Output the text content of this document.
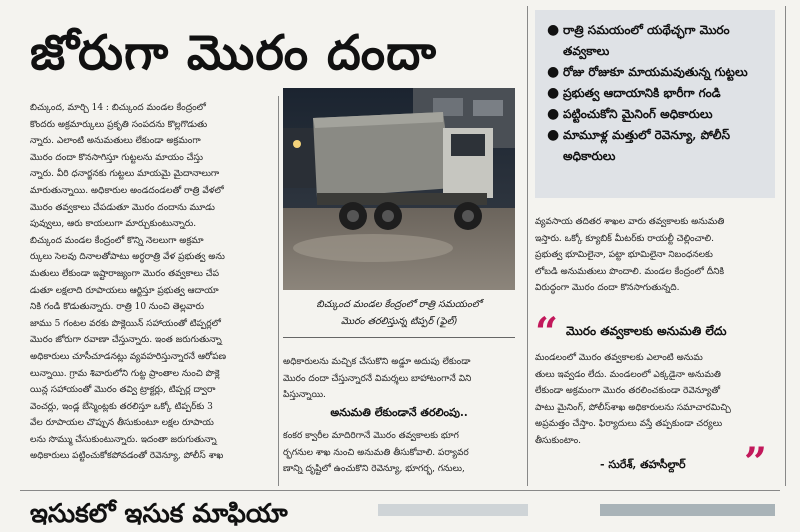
జోరుగా మొరం దందా	● రాత్రి సమయంలో యథేచ్ఛగా మొరం తవ్వకాలు
● రోజు రోజుకూ మాయమవుతున్న గుట్టలు
● ప్రభుత్వ ఆదాయానికి భారీగా గండి
● పట్టించుకోని మైనింగ్‌ అధికారులు
● మామూళ్ల మత్తులో రెవెన్యూ, పోలీస్‌ అధికారులు
బిచ్కుంద, మార్చి 14 : బిచ్కుంద మండల కేంద్రంలో
కొందరు అక్రమార్కులు ప్రకృతి సంపదను కొల్లగొడుతు
న్నారు. ఎలాంటి అనుమతులు లేకుండా అక్రమంగా
మొరం దందా కొనసాగిస్తూ గుట్టలను మాయం చేస్తు
న్నారు. వీరి ధనార్జనకు గుట్టలు మాయమై మైదానాలుగా
మారుతున్నాయి. అధికారుల అండదండలతో రాత్రి వేళలో
మొరం తవ్వకాలు చేపడుతూ మొరం దందాను మూడు
పువ్వులు, ఆరు కాయలుగా మార్చుకుంటున్నారు.
బిచ్కుంద మండల కేంద్రంలో కొన్ని నెలలుగా అక్రమా
ర్కులు సెలవు దినాలతోపాటు అర్ధరాత్రి వేళ ప్రభుత్వ అను
మతులు లేకుండా ఇష్టారాజ్యంగా మొరం తవ్వకాలు చేప
డుతూ లక్షలాది రూపాయలు ఆర్జిస్తూ ప్రభుత్వ ఆదాయా
నికి గండి కొడుతున్నారు. రాత్రి 10 నుంచి తెల్లవారు
జాము 5 గంటల వరకు పొక్లెయిన్‌ సహాయంతో టిప్పర్లలో
మొరం జోరుగా రవాణా చేస్తున్నారు. ఇంత జరుగుతున్నా
అధికారులు చూసీచూడనట్లు వ్యవహరిస్తున్నారనే ఆరోపణ
లున్నాయి. గ్రామ శివారులోని గుట్ట ప్రాంతాల నుంచి పొక్లె
యిన్ల సహాయంతో మొరం తవ్వి ట్రాక్టర్లు, టిప్పర్ల ద్వారా
వెంచర్లు, ఇండ్ల బేస్మెంట్లకు తరలిస్తూ ఒక్కో టిప్పర్‌కు 3
వేల రూపాయల చొప్పున తీసుకుంటూ లక్షల రూపాయ
లను సొమ్ము చేసుకుంటున్నారు. ఇదంతా జరుగుతున్నా
అధికారులు పట్టించుకోకపోవడంతో రెవెన్యూ, పోలీస్‌ శాఖ
బిచ్కుంద మండల కేంద్రంలో రాత్రి సమయంలో
మొరం తరలిస్తున్న టిప్పర్‌ (ఫైల్‌)
అధికారులను మచ్చిక చేసుకొని అడ్డూ అదుపు లేకుండా
మొరం దందా చేస్తున్నారనే విమర్శలు బాహాటంగానే విని
పిస్తున్నాయి.
అనుమతి లేకుండానే తరలింపు..
కంకర క్వారీల మాదిరిగానే మొరం తవ్వకాలకు భూగ
ర్భగనుల శాఖ నుంచి అనుమతి తీసుకోవాలి. పర్యావర
ణాన్ని దృష్టిలో ఉంచుకొని రెవెన్యూ, భూగర్భ, గనులు,
వ్యవసాయ తదితర శాఖల వారు తవ్వకాలకు అనుమతి
ఇస్తారు. ఒక్కో క్యూబిక్‌ మీటర్‌కు రాయల్టీ చెల్లించాలి.
ప్రభుత్వ భూమిలైనా, పట్టా భూమిలైనా నిబంధనలకు
లోబడి అనుమతులు పొందాలి. మండల కేంద్రంలో దీనికి
విరుద్ధంగా మొరం దందా కొనసాగుతున్నది.
“ మొరం తవ్వకాలకు అనుమతి లేదు
మండలంలో మొరం తవ్వకాలకు ఎలాంటి అనుమ
తులు ఇవ్వడం లేదు. మండలంలో ఎక్కడైనా అనుమతి
లేకుండా అక్రమంగా మొరం తరలించకుండా రెవెన్యూతో
పాటు మైనింగ్‌, పోలీస్‌శాఖ అధికారులను సమాచారమిచ్చి
అప్రమత్తం చేస్తాం. ఫిర్యాదులు వస్తే తప్పకుండా చర్యలు
తీసుకుంటాం.
- సురేశ్‌, తహసీల్దార్‌	”
ఇసుకలో ఇసుక మాఫియా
________
● **Task instructions**
Images must not appear in the copy; reproduce everything else in the records verbatim.

● **Result of the exercise**
Output the text content of this document.
జోరుగా మొరం దందా	● రాత్రి సమయంలో యథేచ్ఛగా మొరం తవ్వకాలు
● రోజు రోజుకూ మాయమవుతున్న గుట్టలు
● ప్రభుత్వ ఆదాయానికి భారీగా గండి
● పట్టించుకోని మైనింగ్‌ అధికారులు
● మామూళ్ల మత్తులో రెవెన్యూ, పోలీస్‌ అధికారులు
బిచ్కుంద, మార్చి 14 : బిచ్కుంద మండల కేంద్రంలో
కొందరు అక్రమార్కులు ప్రకృతి సంపదను కొల్లగొడుతు
న్నారు. ఎలాంటి అనుమతులు లేకుండా అక్రమంగా
మొరం దందా కొనసాగిస్తూ గుట్టలను మాయం చేస్తు
న్నారు. వీరి ధనార్జనకు గుట్టలు మాయమై మైదానాలుగా
మారుతున్నాయి. అధికారుల అండదండలతో రాత్రి వేళలో
మొరం తవ్వకాలు చేపడుతూ మొరం దందాను మూడు
పువ్వులు, ఆరు కాయలుగా మార్చుకుంటున్నారు.
బిచ్కుంద మండల కేంద్రంలో కొన్ని నెలలుగా అక్రమా
ర్కులు సెలవు దినాలతోపాటు అర్ధరాత్రి వేళ ప్రభుత్వ అను
మతులు లేకుండా ఇష్టారాజ్యంగా మొరం తవ్వకాలు చేప
డుతూ లక్షలాది రూపాయలు ఆర్జిస్తూ ప్రభుత్వ ఆదాయా
నికి గండి కొడుతున్నారు. రాత్రి 10 నుంచి తెల్లవారు
జాము 5 గంటల వరకు పొక్లెయిన్‌ సహాయంతో టిప్పర్లలో
మొరం జోరుగా రవాణా చేస్తున్నారు. ఇంత జరుగుతున్నా
అధికారులు చూసీచూడనట్లు వ్యవహరిస్తున్నారనే ఆరోపణ
లున్నాయి. గ్రామ శివారులోని గుట్ట ప్రాంతాల నుంచి పొక్లె
యిన్ల సహాయంతో మొరం తవ్వి ట్రాక్టర్లు, టిప్పర్ల ద్వారా
వెంచర్లు, ఇండ్ల బేస్మెంట్లకు తరలిస్తూ ఒక్కో టిప్పర్‌కు 3
వేల రూపాయల చొప్పున తీసుకుంటూ లక్షల రూపాయ
లను సొమ్ము చేసుకుంటున్నారు. ఇదంతా జరుగుతున్నా
అధికారులు పట్టించుకోకపోవడంతో రెవెన్యూ, పోలీస్‌ శాఖ
బిచ్కుంద మండల కేంద్రంలో రాత్రి సమయంలో
మొరం తరలిస్తున్న టిప్పర్‌ (ఫైల్‌)
అధికారులను మచ్చిక చేసుకొని అడ్డూ అదుపు లేకుండా
మొరం దందా చేస్తున్నారనే విమర్శలు బాహాటంగానే విని
పిస్తున్నాయి.
అనుమతి లేకుండానే తరలింపు..
కంకర క్వారీల మాదిరిగానే మొరం తవ్వకాలకు భూగ
ర్భగనుల శాఖ నుంచి అనుమతి తీసుకోవాలి. పర్యావర
ణాన్ని దృష్టిలో ఉంచుకొని రెవెన్యూ, భూగర్భ, గనులు,
వ్యవసాయ తదితర శాఖల వారు తవ్వకాలకు అనుమతి
ఇస్తారు. ఒక్కో క్యూబిక్‌ మీటర్‌కు రాయల్టీ చెల్లించాలి.
ప్రభుత్వ భూమిలైనా, పట్టా భూమిలైనా నిబంధనలకు
లోబడి అనుమతులు పొందాలి. మండల కేంద్రంలో దీనికి
విరుద్ధంగా మొరం దందా కొనసాగుతున్నది.
“ మొరం తవ్వకాలకు అనుమతి లేదు
మండలంలో మొరం తవ్వకాలకు ఎలాంటి అనుమ
తులు ఇవ్వడం లేదు. మండలంలో ఎక్కడైనా అనుమతి
లేకుండా అక్రమంగా మొరం తరలించకుండా రెవెన్యూతో
పాటు మైనింగ్‌, పోలీస్‌శాఖ అధికారులను సమాచారమిచ్చి
అప్రమత్తం చేస్తాం. ఫిర్యాదులు వస్తే తప్పకుండా చర్యలు
తీసుకుంటాం.
- సురేశ్‌, తహసీల్దార్‌	”
ఇసుకలో ఇసుక మాఫియా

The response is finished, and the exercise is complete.